----- Recorded data
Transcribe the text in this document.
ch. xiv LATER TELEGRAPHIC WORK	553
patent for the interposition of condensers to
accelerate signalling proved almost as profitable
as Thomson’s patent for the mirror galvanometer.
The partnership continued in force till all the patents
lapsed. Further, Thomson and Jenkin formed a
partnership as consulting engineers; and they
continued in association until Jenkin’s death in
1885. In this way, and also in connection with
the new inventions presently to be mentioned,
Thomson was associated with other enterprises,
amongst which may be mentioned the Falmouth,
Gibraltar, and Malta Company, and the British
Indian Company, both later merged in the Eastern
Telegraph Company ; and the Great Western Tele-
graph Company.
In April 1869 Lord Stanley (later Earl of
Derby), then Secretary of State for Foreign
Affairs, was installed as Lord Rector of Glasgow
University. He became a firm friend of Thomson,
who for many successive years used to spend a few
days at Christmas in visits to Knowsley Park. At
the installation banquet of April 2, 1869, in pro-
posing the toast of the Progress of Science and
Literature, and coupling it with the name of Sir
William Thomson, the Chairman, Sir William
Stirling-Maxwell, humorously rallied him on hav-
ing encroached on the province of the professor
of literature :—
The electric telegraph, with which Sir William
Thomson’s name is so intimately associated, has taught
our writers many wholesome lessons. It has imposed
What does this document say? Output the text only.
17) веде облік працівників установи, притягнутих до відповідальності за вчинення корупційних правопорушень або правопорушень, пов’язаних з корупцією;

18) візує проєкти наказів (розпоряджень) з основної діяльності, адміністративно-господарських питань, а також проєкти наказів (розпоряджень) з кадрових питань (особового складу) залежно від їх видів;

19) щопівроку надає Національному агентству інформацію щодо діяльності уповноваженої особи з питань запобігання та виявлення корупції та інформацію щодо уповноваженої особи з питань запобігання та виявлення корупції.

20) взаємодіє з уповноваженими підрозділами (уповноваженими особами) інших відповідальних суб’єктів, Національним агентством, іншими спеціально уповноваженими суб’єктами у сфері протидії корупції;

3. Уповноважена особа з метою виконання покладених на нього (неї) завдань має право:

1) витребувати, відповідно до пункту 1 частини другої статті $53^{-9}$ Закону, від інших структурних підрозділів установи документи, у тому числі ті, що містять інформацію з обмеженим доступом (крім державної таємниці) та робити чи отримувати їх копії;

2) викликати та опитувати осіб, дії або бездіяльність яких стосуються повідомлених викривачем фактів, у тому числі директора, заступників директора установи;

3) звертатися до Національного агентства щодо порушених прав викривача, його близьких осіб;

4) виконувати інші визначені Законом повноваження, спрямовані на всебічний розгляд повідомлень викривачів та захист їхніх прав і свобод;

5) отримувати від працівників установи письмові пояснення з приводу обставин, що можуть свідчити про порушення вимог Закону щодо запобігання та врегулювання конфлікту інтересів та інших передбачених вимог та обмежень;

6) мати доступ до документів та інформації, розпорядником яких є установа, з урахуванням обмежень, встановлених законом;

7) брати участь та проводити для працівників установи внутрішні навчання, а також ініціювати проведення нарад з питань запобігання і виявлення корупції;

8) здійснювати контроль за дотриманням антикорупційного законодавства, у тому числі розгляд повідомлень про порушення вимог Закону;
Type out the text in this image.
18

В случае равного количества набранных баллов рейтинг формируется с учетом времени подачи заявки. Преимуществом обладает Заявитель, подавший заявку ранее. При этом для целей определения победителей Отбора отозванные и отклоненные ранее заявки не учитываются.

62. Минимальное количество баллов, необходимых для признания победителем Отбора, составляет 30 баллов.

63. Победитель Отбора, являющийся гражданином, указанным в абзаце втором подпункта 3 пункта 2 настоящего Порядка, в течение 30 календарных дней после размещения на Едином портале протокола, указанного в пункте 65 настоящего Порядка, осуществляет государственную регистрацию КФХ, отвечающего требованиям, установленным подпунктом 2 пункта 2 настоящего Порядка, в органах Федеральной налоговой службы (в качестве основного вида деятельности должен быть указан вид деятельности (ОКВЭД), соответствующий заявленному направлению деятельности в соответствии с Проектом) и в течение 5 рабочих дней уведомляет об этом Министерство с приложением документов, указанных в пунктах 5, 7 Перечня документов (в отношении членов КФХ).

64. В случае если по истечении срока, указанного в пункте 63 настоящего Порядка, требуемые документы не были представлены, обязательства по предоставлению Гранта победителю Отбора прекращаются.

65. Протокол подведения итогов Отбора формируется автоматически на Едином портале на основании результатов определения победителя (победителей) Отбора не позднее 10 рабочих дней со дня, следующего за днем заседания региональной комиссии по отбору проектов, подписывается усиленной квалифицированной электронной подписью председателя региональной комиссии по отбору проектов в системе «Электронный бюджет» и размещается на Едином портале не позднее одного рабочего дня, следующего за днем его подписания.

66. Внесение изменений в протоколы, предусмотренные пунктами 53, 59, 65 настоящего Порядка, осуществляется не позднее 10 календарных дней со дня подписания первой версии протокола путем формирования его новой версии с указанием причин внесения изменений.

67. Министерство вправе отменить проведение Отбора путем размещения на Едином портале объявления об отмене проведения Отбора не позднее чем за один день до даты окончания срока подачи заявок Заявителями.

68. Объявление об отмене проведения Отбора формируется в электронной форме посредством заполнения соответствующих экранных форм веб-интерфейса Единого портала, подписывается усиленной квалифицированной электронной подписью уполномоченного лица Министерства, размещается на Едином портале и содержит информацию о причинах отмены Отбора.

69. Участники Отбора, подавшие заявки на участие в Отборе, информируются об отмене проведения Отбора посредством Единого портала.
----------
Work out the number of lines in this listing that include the word "отмене". Reply with that number only.

Final answer |
3